- _Aim of the task_:
Pick out each line containing the string "name" and copy it.

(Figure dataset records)

□ □ □ □

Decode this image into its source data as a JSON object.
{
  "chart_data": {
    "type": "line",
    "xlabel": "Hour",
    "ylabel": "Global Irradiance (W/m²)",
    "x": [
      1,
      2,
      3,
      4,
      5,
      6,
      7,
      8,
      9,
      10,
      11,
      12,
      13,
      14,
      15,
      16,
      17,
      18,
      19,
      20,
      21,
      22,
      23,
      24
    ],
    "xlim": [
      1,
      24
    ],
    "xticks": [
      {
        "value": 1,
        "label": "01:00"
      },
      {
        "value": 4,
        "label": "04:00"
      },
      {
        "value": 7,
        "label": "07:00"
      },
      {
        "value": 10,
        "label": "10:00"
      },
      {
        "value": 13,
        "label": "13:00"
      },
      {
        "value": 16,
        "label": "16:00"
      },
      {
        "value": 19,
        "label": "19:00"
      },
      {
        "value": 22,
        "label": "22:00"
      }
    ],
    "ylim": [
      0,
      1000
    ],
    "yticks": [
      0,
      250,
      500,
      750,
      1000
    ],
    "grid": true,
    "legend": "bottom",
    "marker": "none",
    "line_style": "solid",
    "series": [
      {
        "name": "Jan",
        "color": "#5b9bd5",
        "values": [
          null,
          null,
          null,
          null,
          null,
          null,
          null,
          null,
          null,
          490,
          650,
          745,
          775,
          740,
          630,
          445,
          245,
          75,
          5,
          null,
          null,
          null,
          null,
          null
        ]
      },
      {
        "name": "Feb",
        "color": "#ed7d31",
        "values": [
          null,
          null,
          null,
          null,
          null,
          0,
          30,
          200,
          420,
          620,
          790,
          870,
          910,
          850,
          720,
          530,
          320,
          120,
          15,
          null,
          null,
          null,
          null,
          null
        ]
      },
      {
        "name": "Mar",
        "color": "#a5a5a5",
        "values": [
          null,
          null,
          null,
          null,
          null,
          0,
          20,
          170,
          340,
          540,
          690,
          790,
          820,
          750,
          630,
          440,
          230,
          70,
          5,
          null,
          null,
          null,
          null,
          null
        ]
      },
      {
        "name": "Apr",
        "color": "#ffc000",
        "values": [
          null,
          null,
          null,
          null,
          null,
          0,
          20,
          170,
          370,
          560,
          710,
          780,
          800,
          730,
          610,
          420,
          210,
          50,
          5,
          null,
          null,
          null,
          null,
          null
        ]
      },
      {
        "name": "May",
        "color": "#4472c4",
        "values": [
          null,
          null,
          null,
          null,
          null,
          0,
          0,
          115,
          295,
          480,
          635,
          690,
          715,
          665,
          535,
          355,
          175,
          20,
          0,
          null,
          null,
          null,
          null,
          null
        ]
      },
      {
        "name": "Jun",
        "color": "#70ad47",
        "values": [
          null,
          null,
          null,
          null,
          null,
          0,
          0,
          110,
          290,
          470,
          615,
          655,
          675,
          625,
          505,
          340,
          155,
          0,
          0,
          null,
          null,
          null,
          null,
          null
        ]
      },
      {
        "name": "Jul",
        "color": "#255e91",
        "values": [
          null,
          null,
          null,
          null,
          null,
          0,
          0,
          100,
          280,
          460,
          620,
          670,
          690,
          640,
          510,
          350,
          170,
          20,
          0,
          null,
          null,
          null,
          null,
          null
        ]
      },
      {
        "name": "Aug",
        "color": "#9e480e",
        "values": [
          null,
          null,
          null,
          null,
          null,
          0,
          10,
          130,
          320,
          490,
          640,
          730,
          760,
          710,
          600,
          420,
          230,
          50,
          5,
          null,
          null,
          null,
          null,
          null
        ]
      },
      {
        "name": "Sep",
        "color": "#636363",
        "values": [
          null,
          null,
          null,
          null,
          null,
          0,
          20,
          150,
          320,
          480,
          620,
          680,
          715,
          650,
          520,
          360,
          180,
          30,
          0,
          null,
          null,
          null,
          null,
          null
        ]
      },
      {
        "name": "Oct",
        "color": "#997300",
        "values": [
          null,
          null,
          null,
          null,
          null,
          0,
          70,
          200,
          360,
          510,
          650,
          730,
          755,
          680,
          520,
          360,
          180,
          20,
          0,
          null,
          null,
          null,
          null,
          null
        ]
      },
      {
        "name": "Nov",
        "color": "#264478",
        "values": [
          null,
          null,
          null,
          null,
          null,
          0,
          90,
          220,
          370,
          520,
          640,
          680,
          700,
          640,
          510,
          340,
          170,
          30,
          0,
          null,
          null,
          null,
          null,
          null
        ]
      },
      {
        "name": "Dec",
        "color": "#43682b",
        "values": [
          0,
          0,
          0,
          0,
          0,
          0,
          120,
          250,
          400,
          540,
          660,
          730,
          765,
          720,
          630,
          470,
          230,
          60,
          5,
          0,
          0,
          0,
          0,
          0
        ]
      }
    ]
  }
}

□ □ □ □

- _Expected output_:
        "name": "Jan",
        "name": "Feb",
        "name": "Mar",
        "name": "Apr",
        "name": "May",
        "name": "Jun",
        "name": "Jul",
        "name": "Aug",
        "name": "Sep",
        "name": "Oct",
        "name": "Nov",
        "name": "Dec",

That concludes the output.